Written task
The answer is one number: how many lines in the data below hold "Dobrano".

Extracted material
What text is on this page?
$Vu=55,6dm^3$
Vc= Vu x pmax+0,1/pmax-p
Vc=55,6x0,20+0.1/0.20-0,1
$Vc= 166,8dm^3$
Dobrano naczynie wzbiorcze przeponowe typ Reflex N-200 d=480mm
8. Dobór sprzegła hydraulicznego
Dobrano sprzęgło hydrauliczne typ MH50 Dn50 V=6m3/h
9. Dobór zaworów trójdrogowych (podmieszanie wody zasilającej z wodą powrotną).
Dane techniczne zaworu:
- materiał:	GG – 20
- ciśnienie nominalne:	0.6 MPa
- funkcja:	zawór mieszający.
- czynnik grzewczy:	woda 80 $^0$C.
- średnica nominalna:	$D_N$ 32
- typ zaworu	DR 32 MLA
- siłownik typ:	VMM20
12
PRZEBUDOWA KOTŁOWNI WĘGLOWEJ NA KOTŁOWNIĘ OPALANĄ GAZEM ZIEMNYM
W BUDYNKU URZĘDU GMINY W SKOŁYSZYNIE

Complete answer
2